Short problem |
Show all lines holding the string "title".

Input data |
● ● ● ● ● ● ●
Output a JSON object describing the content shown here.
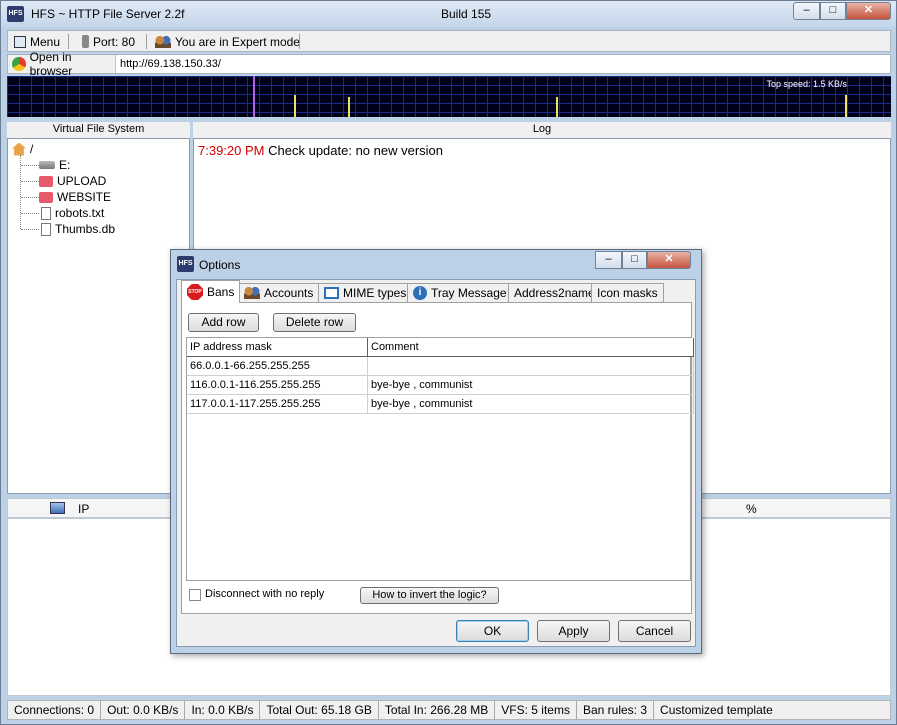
{
  "window": {
    "title": "HFS ~ HTTP File Server 2.2f",
    "build": "Build 155",
    "app_icon": "HFS"
  },
  "toolbar": {
    "menu_label": "Menu",
    "port_label": "Port: 80",
    "mode_label": "You are in Expert mode"
  },
  "urlbar": {
    "open_label": "Open in browser",
    "url": "http://69.138.150.33/"
  },
  "graph": {
    "top_speed": "Top speed: 1.5 KB/s"
  },
  "vfs": {
    "header": "Virtual File System",
    "root": "/",
    "items": [
      {
        "label": "E:",
        "icon": "drive-icon"
      },
      {
        "label": "UPLOAD",
        "icon": "folder-icon"
      },
      {
        "label": "WEBSITE",
        "icon": "folder-icon"
      },
      {
        "label": "robots.txt",
        "icon": "file-icon"
      },
      {
        "label": "Thumbs.db",
        "icon": "file-icon"
      }
    ]
  },
  "log": {
    "header": "Log",
    "time": "7:39:20 PM",
    "message": "Check update: no new version"
  },
  "connections": {
    "ip_header": "IP",
    "percent_header": "%"
  },
  "statusbar": [
    "Connections: 0",
    "Out: 0.0 KB/s",
    "In: 0.0 KB/s",
    "Total Out: 65.18 GB",
    "Total In: 266.28 MB",
    "VFS: 5 items",
    "Ban rules: 3",
    "Customized template"
  ],
  "options": {
    "title": "Options",
    "tabs": [
      "Bans",
      "Accounts",
      "MIME types",
      "Tray Message",
      "Address2name",
      "Icon masks"
    ],
    "add_row": "Add row",
    "delete_row": "Delete row",
    "columns": [
      "IP address mask",
      "Comment"
    ],
    "rows": [
      [
        "66.0.0.1-66.255.255.255",
        ""
      ],
      [
        "116.0.0.1-116.255.255.255",
        "bye-bye , communist"
      ],
      [
        "117.0.0.1-117.255.255.255",
        "bye-bye , communist"
      ]
    ],
    "disconnect_label": "Disconnect with no reply",
    "invert_label": "How to invert the logic?",
    "ok": "OK",
    "apply": "Apply",
    "cancel": "Cancel",
    "stop_icon_text": "STOP"
  },
  "window_controls": {
    "minimize": "–",
    "maximize": "□",
    "close": "✕"
  }
}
● ● ● ● ● ● ●
Written answer |
    "title": "HFS ~ HTTP File Server 2.2f",
    "title": "Options",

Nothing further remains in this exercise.